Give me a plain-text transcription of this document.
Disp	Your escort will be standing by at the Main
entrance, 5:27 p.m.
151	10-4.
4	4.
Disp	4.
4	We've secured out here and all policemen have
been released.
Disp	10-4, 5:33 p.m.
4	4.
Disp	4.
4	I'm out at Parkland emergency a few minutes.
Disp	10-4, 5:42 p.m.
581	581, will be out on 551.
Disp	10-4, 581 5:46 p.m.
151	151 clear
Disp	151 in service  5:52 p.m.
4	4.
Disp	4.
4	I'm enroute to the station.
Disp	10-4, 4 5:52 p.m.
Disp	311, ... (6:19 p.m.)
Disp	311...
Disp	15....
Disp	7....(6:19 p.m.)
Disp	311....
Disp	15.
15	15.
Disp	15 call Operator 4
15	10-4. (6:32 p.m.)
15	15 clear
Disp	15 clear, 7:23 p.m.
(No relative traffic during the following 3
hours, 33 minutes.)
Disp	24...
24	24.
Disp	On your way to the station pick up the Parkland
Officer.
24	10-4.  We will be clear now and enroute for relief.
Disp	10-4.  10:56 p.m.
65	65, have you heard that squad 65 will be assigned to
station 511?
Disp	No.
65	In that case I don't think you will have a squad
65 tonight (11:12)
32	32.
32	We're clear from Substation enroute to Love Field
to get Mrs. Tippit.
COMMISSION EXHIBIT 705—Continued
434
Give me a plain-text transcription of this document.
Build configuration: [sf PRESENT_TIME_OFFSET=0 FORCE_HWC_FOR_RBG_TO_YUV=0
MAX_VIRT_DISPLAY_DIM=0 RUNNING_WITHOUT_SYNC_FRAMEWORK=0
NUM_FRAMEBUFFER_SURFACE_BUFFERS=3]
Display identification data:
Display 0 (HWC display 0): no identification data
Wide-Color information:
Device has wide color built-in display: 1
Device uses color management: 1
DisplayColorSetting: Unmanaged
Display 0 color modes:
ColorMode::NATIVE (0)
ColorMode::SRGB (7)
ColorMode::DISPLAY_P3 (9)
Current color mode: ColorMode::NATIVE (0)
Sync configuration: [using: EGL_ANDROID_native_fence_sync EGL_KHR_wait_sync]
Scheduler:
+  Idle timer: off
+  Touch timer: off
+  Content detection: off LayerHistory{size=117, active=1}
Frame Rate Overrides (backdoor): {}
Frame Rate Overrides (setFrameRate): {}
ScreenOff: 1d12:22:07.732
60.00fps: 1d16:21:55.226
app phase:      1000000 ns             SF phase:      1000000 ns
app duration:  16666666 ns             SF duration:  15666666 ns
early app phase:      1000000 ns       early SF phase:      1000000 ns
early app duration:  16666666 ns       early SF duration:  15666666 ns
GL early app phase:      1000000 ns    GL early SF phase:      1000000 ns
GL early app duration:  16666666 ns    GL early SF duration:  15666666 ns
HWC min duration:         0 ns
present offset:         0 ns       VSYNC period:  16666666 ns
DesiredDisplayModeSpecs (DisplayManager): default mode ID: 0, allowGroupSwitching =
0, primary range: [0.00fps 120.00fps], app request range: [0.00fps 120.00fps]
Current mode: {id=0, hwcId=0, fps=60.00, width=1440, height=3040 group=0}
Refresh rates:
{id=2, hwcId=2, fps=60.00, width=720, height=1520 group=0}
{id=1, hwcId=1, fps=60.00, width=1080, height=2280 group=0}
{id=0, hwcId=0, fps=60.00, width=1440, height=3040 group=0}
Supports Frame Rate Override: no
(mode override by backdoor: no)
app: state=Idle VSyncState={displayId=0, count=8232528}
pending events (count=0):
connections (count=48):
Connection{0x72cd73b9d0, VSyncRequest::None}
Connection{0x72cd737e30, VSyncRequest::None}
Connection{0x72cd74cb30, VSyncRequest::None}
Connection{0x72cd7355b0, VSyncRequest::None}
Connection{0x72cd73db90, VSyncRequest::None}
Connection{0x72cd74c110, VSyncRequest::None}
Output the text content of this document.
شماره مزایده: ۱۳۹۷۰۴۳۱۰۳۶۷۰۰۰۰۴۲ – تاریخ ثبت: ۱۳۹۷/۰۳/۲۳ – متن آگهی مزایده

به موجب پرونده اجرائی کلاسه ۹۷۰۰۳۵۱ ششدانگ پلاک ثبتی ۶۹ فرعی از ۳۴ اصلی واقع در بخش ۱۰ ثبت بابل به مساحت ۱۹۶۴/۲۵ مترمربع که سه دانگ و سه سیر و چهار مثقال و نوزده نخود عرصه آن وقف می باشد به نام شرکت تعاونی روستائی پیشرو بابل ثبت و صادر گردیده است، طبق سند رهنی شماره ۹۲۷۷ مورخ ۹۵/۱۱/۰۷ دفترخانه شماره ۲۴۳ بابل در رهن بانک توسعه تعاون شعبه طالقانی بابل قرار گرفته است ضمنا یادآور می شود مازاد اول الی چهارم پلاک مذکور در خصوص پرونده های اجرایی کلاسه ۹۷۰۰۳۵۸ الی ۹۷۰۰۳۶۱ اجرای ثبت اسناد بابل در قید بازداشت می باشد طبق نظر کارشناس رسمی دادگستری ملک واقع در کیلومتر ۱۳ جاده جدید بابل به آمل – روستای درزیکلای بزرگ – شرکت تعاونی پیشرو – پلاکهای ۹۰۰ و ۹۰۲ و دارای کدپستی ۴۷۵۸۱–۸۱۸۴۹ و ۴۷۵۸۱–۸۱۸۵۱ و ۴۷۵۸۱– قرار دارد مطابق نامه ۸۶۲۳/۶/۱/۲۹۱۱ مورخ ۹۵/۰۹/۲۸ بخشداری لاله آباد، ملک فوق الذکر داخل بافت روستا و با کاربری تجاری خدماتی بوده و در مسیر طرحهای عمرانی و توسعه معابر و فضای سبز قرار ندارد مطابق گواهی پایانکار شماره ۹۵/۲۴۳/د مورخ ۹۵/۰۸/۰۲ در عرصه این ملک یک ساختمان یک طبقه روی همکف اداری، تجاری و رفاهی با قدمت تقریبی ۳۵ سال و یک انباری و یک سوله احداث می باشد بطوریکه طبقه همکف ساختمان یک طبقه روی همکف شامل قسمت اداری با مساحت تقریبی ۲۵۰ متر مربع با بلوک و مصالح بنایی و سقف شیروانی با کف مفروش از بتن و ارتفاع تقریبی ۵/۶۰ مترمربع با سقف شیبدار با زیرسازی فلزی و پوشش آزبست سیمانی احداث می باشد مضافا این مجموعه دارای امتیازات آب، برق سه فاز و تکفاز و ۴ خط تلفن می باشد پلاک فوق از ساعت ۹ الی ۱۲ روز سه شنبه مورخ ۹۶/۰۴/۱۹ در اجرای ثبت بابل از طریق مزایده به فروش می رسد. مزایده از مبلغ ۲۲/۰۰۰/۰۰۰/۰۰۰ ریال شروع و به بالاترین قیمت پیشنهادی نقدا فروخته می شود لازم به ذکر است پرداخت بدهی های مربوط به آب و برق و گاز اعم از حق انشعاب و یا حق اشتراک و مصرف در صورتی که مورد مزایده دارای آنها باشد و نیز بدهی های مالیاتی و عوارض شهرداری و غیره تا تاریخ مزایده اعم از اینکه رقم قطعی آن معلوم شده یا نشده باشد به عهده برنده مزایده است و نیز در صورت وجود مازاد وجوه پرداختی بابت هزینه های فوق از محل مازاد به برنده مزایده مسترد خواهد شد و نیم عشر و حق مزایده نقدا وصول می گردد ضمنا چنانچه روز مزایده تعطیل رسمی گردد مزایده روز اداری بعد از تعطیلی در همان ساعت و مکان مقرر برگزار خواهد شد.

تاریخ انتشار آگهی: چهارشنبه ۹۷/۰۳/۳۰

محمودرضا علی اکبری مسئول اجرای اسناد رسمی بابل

Instruction
Find the lines containing "Current" and pull them out.

Exercise answer
Current color mode: ColorMode::NATIVE (0)
Current mode: {id=0, hwcId=0, fps=60.00, width=1440, height=3040 group=0}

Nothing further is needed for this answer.